● **TASK DESCRIPTION**: Copy all the material below, exactly as it stands.

● **THE DATA**:
--

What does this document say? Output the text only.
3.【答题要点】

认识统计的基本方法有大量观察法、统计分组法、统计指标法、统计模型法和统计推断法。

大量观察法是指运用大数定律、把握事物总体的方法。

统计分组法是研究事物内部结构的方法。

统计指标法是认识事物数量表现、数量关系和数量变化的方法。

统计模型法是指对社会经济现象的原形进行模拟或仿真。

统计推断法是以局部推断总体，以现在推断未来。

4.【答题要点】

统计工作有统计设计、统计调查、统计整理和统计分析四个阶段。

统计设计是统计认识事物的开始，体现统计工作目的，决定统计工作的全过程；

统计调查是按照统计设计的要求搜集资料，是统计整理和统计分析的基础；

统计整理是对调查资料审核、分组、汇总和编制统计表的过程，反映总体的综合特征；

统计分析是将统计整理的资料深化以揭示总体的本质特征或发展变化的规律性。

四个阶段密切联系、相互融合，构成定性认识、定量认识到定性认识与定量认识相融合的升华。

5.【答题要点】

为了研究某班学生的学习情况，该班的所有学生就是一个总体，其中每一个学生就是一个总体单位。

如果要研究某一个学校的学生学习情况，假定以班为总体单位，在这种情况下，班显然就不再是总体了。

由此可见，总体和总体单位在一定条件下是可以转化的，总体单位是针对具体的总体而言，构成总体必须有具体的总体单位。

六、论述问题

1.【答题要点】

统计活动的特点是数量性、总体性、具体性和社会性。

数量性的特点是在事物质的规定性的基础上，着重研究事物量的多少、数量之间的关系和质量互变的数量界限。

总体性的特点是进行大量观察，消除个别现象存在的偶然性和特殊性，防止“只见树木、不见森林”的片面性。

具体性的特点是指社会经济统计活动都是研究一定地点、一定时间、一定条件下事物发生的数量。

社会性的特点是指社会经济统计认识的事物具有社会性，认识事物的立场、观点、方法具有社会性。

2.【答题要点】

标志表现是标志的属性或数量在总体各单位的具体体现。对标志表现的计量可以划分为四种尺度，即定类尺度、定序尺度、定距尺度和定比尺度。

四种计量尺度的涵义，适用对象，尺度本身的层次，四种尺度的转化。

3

--

● **RESPONSE**:
What does this document say? Output the text only.
3.【答题要点】

认识统计的基本方法有大量观察法、统计分组法、统计指标法、统计模型法和统计推断法。

大量观察法是指运用大数定律、把握事物总体的方法。

统计分组法是研究事物内部结构的方法。

统计指标法是认识事物数量表现、数量关系和数量变化的方法。

统计模型法是指对社会经济现象的原形进行模拟或仿真。

统计推断法是以局部推断总体，以现在推断未来。

4.【答题要点】

统计工作有统计设计、统计调查、统计整理和统计分析四个阶段。

统计设计是统计认识事物的开始，体现统计工作目的，决定统计工作的全过程；

统计调查是按照统计设计的要求搜集资料，是统计整理和统计分析的基础；

统计整理是对调查资料审核、分组、汇总和编制统计表的过程，反映总体的综合特征；

统计分析是将统计整理的资料深化以揭示总体的本质特征或发展变化的规律性。

四个阶段密切联系、相互融合，构成定性认识、定量认识到定性认识与定量认识相融合的升华。

5.【答题要点】

为了研究某班学生的学习情况，该班的所有学生就是一个总体，其中每一个学生就是一个总体单位。

如果要研究某一个学校的学生学习情况，假定以班为总体单位，在这种情况下，班显然就不再是总体了。

由此可见，总体和总体单位在一定条件下是可以转化的，总体单位是针对具体的总体而言，构成总体必须有具体的总体单位。

六、论述问题

1.【答题要点】

统计活动的特点是数量性、总体性、具体性和社会性。

数量性的特点是在事物质的规定性的基础上，着重研究事物量的多少、数量之间的关系和质量互变的数量界限。

总体性的特点是进行大量观察，消除个别现象存在的偶然性和特殊性，防止“只见树木、不见森林”的片面性。

具体性的特点是指社会经济统计活动都是研究一定地点、一定时间、一定条件下事物发生的数量。

社会性的特点是指社会经济统计认识的事物具有社会性，认识事物的立场、观点、方法具有社会性。

2.【答题要点】

标志表现是标志的属性或数量在总体各单位的具体体现。对标志表现的计量可以划分为四种尺度，即定类尺度、定序尺度、定距尺度和定比尺度。

四种计量尺度的涵义，适用对象，尺度本身的层次，四种尺度的转化。

3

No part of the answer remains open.